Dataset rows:
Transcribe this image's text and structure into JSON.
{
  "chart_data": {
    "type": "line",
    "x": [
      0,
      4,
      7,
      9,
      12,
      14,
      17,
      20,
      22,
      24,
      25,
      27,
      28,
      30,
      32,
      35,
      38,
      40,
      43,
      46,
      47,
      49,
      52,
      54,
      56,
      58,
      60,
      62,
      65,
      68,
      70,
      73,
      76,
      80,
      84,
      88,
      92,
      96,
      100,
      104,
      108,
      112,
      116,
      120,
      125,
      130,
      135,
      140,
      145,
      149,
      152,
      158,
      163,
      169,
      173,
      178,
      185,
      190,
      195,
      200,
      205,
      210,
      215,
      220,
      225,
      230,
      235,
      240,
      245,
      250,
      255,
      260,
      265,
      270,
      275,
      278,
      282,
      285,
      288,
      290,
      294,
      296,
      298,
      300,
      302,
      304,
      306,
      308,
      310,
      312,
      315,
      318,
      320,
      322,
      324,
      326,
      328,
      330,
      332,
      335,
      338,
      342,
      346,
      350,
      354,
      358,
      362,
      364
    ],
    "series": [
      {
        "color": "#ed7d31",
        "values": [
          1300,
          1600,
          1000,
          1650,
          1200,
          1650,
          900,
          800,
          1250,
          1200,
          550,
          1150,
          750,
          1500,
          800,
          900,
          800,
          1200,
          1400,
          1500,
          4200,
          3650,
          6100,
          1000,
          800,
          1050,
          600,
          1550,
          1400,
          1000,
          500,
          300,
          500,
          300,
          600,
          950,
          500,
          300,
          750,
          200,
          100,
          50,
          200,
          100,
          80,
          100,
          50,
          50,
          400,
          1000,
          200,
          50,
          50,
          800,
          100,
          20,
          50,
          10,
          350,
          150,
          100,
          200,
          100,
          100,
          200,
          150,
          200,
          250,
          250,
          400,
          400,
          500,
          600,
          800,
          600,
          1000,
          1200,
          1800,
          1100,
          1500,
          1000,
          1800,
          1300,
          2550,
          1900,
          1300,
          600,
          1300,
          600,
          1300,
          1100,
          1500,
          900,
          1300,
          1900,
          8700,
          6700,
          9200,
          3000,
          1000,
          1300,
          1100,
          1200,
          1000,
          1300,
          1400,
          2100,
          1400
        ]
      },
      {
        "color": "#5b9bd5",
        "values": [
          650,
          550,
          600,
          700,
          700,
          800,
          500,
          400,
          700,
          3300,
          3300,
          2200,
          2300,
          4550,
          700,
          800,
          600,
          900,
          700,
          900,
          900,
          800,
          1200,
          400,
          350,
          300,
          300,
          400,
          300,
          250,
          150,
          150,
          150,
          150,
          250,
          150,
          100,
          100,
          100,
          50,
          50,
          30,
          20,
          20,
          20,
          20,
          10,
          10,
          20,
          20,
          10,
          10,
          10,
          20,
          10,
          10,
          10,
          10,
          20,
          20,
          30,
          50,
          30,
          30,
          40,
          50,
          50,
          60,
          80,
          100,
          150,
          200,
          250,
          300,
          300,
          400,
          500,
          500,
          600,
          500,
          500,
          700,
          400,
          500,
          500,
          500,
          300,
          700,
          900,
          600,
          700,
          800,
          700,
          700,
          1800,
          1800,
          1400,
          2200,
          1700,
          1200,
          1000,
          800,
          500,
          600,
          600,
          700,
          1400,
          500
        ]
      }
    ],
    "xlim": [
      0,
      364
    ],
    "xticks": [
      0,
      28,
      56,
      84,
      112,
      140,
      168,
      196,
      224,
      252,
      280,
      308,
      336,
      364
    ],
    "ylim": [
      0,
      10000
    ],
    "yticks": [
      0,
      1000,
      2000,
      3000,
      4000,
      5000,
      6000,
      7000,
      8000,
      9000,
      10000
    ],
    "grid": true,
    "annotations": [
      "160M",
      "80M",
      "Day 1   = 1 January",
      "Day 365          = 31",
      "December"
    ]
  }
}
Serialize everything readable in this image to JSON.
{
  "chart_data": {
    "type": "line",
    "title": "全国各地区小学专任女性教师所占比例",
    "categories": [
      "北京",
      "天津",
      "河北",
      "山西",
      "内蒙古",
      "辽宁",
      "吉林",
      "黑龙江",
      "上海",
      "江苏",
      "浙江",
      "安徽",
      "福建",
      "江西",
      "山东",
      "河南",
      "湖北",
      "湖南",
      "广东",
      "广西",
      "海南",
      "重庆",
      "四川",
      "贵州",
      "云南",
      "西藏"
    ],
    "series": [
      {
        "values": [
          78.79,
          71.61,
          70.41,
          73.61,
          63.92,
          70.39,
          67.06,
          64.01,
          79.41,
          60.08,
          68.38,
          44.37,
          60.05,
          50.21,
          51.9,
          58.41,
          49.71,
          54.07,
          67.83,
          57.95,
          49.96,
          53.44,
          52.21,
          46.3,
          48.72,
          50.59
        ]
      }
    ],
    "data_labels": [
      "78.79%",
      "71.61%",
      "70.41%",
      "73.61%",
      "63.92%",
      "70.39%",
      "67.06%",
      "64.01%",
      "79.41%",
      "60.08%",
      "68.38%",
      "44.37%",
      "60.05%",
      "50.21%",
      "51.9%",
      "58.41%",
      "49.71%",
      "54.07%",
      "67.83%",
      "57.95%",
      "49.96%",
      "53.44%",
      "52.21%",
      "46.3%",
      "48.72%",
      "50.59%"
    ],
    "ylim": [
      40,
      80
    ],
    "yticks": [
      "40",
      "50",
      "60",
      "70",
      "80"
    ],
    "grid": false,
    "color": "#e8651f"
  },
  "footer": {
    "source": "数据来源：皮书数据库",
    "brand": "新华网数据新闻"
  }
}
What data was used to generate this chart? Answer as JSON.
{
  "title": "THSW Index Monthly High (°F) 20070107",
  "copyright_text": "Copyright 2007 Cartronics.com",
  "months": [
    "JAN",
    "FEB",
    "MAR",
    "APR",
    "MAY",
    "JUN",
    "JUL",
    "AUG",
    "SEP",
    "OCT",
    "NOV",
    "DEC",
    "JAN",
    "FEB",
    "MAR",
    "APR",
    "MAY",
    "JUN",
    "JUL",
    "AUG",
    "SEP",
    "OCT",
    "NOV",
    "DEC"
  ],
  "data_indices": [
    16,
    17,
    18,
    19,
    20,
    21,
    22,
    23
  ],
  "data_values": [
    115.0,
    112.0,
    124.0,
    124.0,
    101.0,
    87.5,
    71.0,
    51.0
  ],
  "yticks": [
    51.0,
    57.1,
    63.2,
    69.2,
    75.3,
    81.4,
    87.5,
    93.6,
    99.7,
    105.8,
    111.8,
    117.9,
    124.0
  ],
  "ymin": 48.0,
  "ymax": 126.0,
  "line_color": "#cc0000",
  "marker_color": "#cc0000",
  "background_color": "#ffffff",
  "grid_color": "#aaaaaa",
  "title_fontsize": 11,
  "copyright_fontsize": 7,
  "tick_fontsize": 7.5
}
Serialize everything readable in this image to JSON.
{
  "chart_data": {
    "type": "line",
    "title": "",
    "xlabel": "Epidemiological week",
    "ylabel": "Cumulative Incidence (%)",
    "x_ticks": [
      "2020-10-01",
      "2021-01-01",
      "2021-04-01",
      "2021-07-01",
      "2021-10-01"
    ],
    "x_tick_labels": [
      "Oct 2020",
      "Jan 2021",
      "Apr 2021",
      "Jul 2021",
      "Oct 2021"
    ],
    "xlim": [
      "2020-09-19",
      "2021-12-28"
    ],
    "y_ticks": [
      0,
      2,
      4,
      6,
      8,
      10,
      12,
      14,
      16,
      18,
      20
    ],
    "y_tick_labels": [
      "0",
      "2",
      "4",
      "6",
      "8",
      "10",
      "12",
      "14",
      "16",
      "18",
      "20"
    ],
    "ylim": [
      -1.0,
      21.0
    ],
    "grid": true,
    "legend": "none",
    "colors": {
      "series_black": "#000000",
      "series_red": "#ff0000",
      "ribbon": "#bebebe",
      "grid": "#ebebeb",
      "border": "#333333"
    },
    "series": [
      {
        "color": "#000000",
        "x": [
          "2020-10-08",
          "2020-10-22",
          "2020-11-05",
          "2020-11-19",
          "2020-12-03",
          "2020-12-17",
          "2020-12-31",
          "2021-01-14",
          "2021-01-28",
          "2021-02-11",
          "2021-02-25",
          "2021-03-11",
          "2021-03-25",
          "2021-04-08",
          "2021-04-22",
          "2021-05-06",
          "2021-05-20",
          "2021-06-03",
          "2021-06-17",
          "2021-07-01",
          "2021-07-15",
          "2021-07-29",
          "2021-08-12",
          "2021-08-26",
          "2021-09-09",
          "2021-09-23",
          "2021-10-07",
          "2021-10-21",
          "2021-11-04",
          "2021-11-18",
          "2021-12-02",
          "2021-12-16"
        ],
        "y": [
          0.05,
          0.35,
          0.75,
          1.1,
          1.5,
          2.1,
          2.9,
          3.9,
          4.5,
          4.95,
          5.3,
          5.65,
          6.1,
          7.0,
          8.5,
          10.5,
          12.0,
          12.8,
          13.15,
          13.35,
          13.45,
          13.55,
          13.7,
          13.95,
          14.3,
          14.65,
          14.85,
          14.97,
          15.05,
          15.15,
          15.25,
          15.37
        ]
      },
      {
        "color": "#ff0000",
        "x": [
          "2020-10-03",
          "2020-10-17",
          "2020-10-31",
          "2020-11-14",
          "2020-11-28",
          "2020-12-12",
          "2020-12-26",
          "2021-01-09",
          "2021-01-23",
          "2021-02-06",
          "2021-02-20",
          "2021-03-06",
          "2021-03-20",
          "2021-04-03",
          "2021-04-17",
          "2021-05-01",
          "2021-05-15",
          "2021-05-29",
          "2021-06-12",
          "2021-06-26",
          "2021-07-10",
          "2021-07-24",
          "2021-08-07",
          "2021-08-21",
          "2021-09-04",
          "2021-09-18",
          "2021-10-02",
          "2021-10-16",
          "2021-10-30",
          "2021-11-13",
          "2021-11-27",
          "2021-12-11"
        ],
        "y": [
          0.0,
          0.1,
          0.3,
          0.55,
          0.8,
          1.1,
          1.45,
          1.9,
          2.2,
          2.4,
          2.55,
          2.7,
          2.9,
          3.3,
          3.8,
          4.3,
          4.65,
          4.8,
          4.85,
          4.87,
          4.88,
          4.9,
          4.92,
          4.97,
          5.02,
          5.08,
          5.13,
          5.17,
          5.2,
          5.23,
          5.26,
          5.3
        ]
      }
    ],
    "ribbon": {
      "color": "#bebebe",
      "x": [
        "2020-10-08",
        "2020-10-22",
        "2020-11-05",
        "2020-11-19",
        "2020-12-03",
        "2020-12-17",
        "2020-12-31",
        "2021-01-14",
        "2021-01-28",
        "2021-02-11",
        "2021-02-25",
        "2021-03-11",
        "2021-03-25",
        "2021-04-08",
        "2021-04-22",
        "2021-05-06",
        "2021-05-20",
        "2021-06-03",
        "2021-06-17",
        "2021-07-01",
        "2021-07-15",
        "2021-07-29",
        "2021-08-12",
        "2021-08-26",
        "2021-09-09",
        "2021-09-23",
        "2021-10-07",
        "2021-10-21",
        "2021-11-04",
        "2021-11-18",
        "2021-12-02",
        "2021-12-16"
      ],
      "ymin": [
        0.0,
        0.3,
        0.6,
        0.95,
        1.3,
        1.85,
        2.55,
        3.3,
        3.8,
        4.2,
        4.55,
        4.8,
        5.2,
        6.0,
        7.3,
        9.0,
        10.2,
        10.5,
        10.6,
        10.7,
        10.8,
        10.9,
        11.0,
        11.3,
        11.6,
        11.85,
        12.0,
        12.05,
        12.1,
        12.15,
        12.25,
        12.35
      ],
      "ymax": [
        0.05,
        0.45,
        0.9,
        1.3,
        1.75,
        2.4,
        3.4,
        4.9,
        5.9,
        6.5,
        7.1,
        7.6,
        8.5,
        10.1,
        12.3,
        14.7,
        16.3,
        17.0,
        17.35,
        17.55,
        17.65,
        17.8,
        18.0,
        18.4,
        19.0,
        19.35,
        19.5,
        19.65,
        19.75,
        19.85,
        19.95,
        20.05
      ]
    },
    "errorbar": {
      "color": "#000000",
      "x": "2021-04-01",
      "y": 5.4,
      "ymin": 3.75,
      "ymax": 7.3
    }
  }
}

**GIVEN REQUEST**
Pull out all lines of the data with the string "this".

**SOLVED EXERCISE**
Transcribe this image's text and structure into JSON.
Serialize everything readable in this image to JSON.
What data was used to generate this chart? Answer as JSON.
Serialize everything readable in this image to JSON.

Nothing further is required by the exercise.